— start —

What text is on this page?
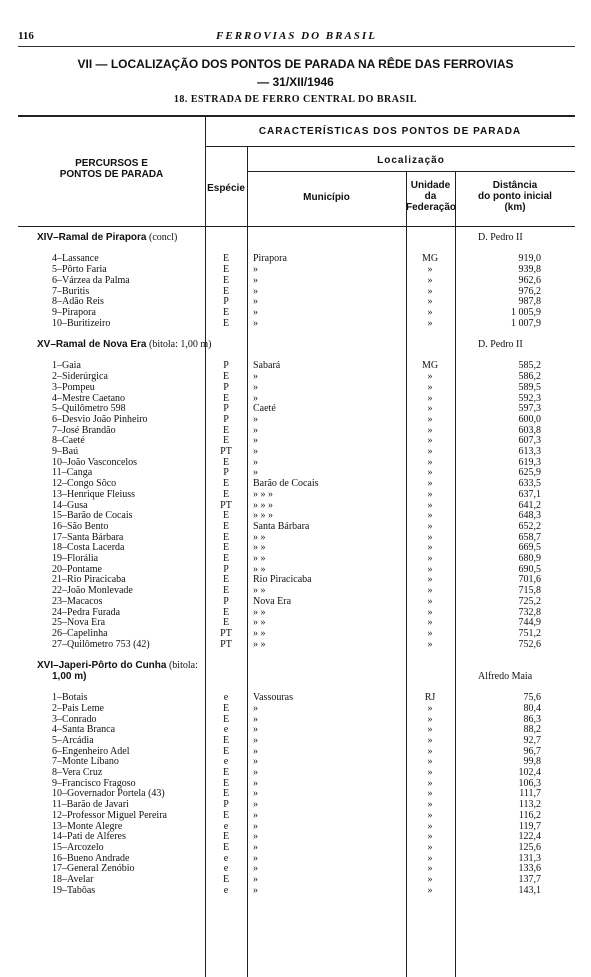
116	FERROVIAS DO BRASIL
VII — LOCALIZAÇÃO DOS PONTOS DE PARADA NA RÊDE DAS FERROVIAS
— 31/XII/1946
18. ESTRADA DE FERRO CENTRAL DO BRASIL
CARACTERÍSTICAS DOS PONTOS DE PARADA
PERCURSOS E
PONTOS DE PARADA
Localização
Espécie
Município
Unidade
da
Federação
Distância
do ponto inicial
(km)
XIV–Ramal de Pirapora (concl)	D. Pedro II
4–Lassance	E	Pirapora	MG	919,0
5–Pôrto Faria	E	»	»	939,8
6–Várzea da Palma	E	»	»	962,6
7–Buritis	E	»	»	976,2
8–Adão Reis	P	»	»	987,8
9–Pirapora	E	»	»	1 005,9
10–Buritizeiro	E	»	»	1 007,9
XV–Ramal de Nova Era (bitola: 1,00 m)	D. Pedro II
1–Gaia	P	Sabará	MG	585,2
2–Siderúrgica	E	»	»	586,2
3–Pompeu	P	»	»	589,5
4–Mestre Caetano	E	»	»	592,3
5–Quilômetro 598	P	Caeté	»	597,3
6–Desvio João Pinheiro	P	»	»	600,0
7–José Brandão	E	»	»	603,8
8–Caeté	E	»	»	607,3
9–Baú	PT	»	»	613,3
10–João Vasconcelos	E	»	»	619,3
11–Canga	P	»	»	625,9
12–Congo Sôco	E	Barão de Cocais	»	633,5
13–Henrique Fleiuss	E	» » »	»	637,1
14–Gusa	PT	» » »	»	641,2
15–Barão de Cocais	E	» » »	»	648,3
16–São Bento	E	Santa Bárbara	»	652,2
17–Santa Bárbara	E	» »	»	658,7
18–Costa Lacerda	E	» »	»	669,5
19–Florália	E	» »	»	680,9
20–Pontame	P	» »	»	690,5
21–Rio Piracicaba	E	Rio Piracicaba	»	701,6
22–João Monlevade	E	» »	»	715,8
23–Macacos	P	Nova Era	»	725,2
24–Pedra Furada	E	» »	»	732,8
25–Nova Era	E	» »	»	744,9
26–Capelinha	PT	» »	»	751,2
27–Quilômetro 753 (42)	PT	» »	»	752,6
XVI–Japeri-Pôrto do Cunha (bitola:
1,00 m)	Alfredo Maia
1–Botais	e	Vassouras	RJ	75,6
2–Pais Leme	E	»	»	80,4
3–Conrado	E	»	»	86,3
4–Santa Branca	e	»	»	88,2
5–Arcádia	E	»	»	92,7
6–Engenheiro Adel	E	»	»	96,7
7–Monte Líbano	e	»	»	99,8
8–Vera Cruz	E	»	»	102,4
9–Francisco Fragoso	E	»	»	106,3
10–Governador Portela (43)	E	»	»	111,7
11–Barão de Javari	P	»	»	113,2
12–Professor Miguel Pereira	E	»	»	116,2
13–Monte Alegre	e	»	»	119,7
14–Pati de Alferes	E	»	»	122,4
15–Arcozelo	E	»	»	125,6
16–Bueno Andrade	e	»	»	131,3
17–General Zenóbio	e	»	»	133,6
18–Avelar	E	»	»	137,7
19–Tabôas	e	»	»	143,1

— end —

PROBLEM TO WORK ON |
Search the listing for the word "PARADA". Copy every line in which it occurs.

RESULT BELOW |
VII — LOCALIZAÇÃO DOS PONTOS DE PARADA NA RÊDE DAS FERROVIAS
CARACTERÍSTICAS DOS PONTOS DE PARADA
PONTOS DE PARADA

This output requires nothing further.